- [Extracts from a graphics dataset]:
↓

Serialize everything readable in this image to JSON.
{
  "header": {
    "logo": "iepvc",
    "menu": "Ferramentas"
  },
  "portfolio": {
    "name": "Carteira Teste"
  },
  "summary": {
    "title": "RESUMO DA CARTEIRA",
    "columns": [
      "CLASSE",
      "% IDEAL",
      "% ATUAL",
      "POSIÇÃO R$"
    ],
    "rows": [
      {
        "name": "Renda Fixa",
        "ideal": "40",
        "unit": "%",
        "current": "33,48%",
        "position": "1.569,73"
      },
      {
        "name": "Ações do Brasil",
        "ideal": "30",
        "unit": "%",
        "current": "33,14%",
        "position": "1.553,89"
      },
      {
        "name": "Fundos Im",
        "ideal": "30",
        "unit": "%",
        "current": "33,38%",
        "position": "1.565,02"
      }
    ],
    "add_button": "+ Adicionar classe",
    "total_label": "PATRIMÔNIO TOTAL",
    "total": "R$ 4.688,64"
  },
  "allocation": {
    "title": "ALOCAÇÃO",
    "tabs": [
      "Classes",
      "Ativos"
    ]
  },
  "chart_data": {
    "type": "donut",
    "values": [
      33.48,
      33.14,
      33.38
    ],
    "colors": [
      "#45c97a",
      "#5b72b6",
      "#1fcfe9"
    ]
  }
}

↑

- [SET EXERCISE]: Scan the material above. Extract every line in which the word "name" occurs.

- [FINISHED ANSWER]:
    "name": "Carteira Teste"
        "name": "Renda Fixa",
        "name": "Ações do Brasil",
        "name": "Fundos Im",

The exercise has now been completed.